## START
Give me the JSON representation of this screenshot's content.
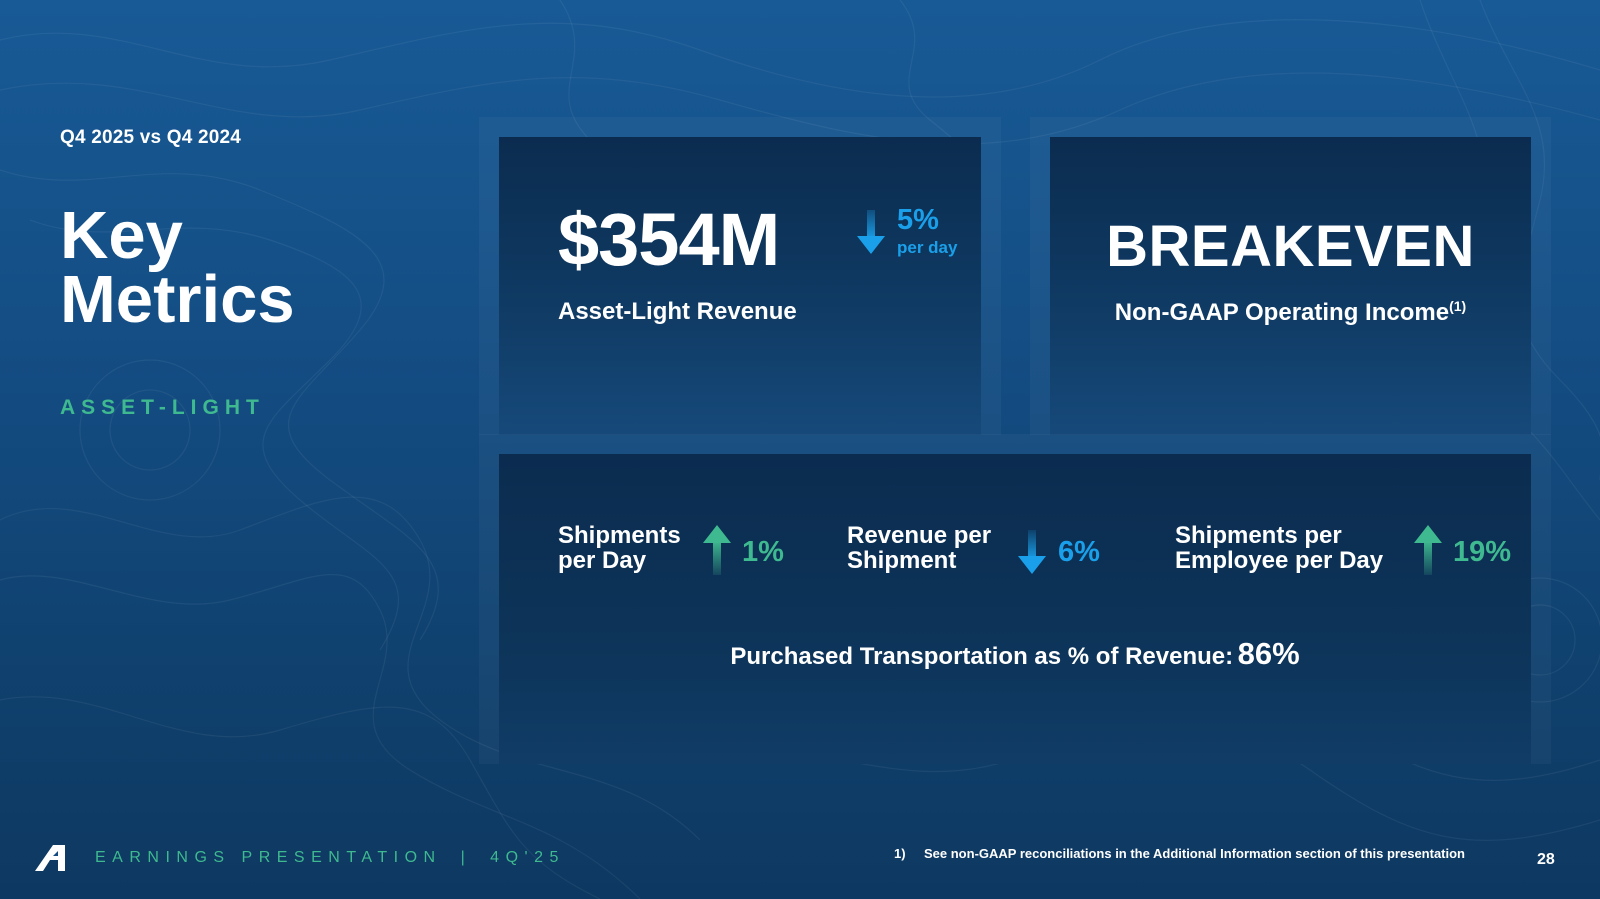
{
  "header": {
    "period": "Q4 2025 vs Q4 2024",
    "title_line1": "Key",
    "title_line2": "Metrics",
    "subtitle": "ASSET-LIGHT"
  },
  "revenue_card": {
    "value": "$354M",
    "change": "5%",
    "change_unit": "per day",
    "change_direction": "down",
    "label": "Asset-Light Revenue"
  },
  "income_card": {
    "value": "BREAKEVEN",
    "label": "Non-GAAP Operating Income",
    "footnote_ref": "(1)"
  },
  "metrics": [
    {
      "line1": "Shipments",
      "line2": "per Day",
      "change": "1%",
      "direction": "up"
    },
    {
      "line1": "Revenue per",
      "line2": "Shipment",
      "change": "6%",
      "direction": "down"
    },
    {
      "line1": "Shipments per",
      "line2": "Employee per Day",
      "change": "19%",
      "direction": "up"
    }
  ],
  "purchased_transportation": {
    "label": "Purchased Transportation as % of Revenue:",
    "value": "86%"
  },
  "footer": {
    "brand": "EARNINGS PRESENTATION",
    "separator": "|",
    "quarter": "4Q'25",
    "footnote_num": "1)",
    "footnote_text": "See non-GAAP reconciliations in the Additional Information section of this presentation",
    "page_number": "28"
  },
  "colors": {
    "accent_green": "#3fb98f",
    "accent_blue": "#1aa0ea",
    "background": "#134b80"
  },
  "icons": [
    "down-arrow-icon",
    "up-arrow-icon",
    "logo-icon"
  ]
}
## END
- Required task
Leave out the pictures and reproduce the rest of the listing exactly.

- Result
Give me the JSON representation of this screenshot's content.
{
  "header": {
    "period": "Q4 2025 vs Q4 2024",
    "title_line1": "Key",
    "title_line2": "Metrics",
    "subtitle": "ASSET-LIGHT"
  },
  "revenue_card": {
    "value": "$354M",
    "change": "5%",
    "change_unit": "per day",
    "change_direction": "down",
    "label": "Asset-Light Revenue"
  },
  "income_card": {
    "value": "BREAKEVEN",
    "label": "Non-GAAP Operating Income",
    "footnote_ref": "(1)"
  },
  "metrics": [
    {
      "line1": "Shipments",
      "line2": "per Day",
      "change": "1%",
      "direction": "up"
    },
    {
      "line1": "Revenue per",
      "line2": "Shipment",
      "change": "6%",
      "direction": "down"
    },
    {
      "line1": "Shipments per",
      "line2": "Employee per Day",
      "change": "19%",
      "direction": "up"
    }
  ],
  "purchased_transportation": {
    "label": "Purchased Transportation as % of Revenue:",
    "value": "86%"
  },
  "footer": {
    "brand": "EARNINGS PRESENTATION",
    "separator": "|",
    "quarter": "4Q'25",
    "footnote_num": "1)",
    "footnote_text": "See non-GAAP reconciliations in the Additional Information section of this presentation",
    "page_number": "28"
  },
  "colors": {
    "accent_green": "#3fb98f",
    "accent_blue": "#1aa0ea",
    "background": "#134b80"
  },
  "icons": [
    "down-arrow-icon",
    "up-arrow-icon",
    "logo-icon"
  ]
}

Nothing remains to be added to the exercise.